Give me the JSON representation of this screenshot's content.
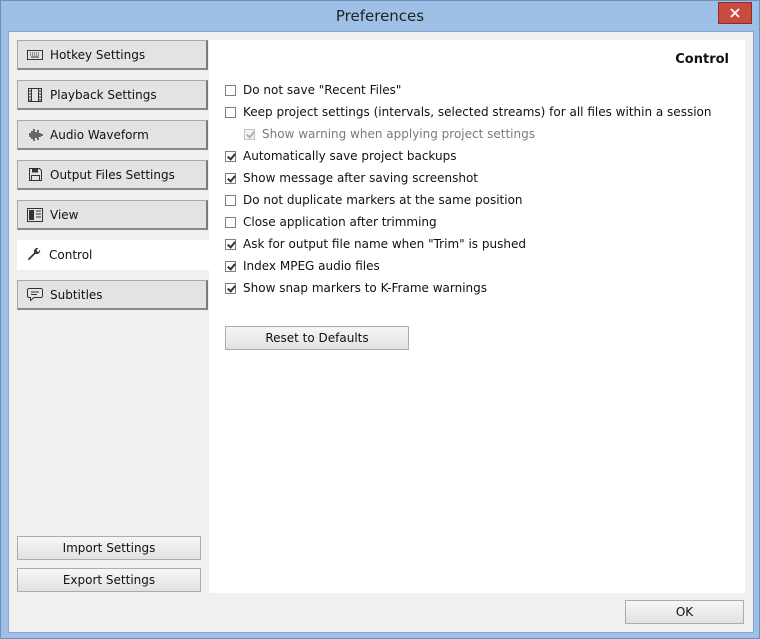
{
  "window": {
    "title": "Preferences"
  },
  "sidebar": {
    "items": [
      {
        "label": "Hotkey Settings",
        "icon": "keyboard-icon",
        "active": false
      },
      {
        "label": "Playback Settings",
        "icon": "film-icon",
        "active": false
      },
      {
        "label": "Audio Waveform",
        "icon": "waveform-icon",
        "active": false
      },
      {
        "label": "Output Files Settings",
        "icon": "floppy-disk-icon",
        "active": false
      },
      {
        "label": "View",
        "icon": "view-icon",
        "active": false
      },
      {
        "label": "Control",
        "icon": "wrench-icon",
        "active": true
      },
      {
        "label": "Subtitles",
        "icon": "speech-bubble-icon",
        "active": false
      }
    ],
    "import_label": "Import Settings",
    "export_label": "Export Settings"
  },
  "panel": {
    "title": "Control",
    "options": [
      {
        "label": "Do not save \"Recent Files\"",
        "checked": false,
        "enabled": true
      },
      {
        "label": "Keep project settings (intervals, selected streams) for all files within a session",
        "checked": false,
        "enabled": true
      },
      {
        "label": "Show warning when applying project settings",
        "checked": true,
        "enabled": false
      },
      {
        "label": "Automatically save project backups",
        "checked": true,
        "enabled": true
      },
      {
        "label": "Show message after saving screenshot",
        "checked": true,
        "enabled": true
      },
      {
        "label": "Do not duplicate markers at the same position",
        "checked": false,
        "enabled": true
      },
      {
        "label": "Close application after trimming",
        "checked": false,
        "enabled": true
      },
      {
        "label": "Ask for output file name when \"Trim\" is pushed",
        "checked": true,
        "enabled": true
      },
      {
        "label": "Index MPEG audio files",
        "checked": true,
        "enabled": true
      },
      {
        "label": "Show snap markers to K-Frame warnings",
        "checked": true,
        "enabled": true
      }
    ],
    "reset_label": "Reset to Defaults"
  },
  "footer": {
    "ok_label": "OK"
  },
  "colors": {
    "titlebar": "#9fc0e6",
    "close_button": "#c94a3f",
    "panel_bg": "#ffffff"
  }
}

Description of the task
Looking at the records above, say how many lines hold the string "icon". Write nothing but the number.

Answer below
7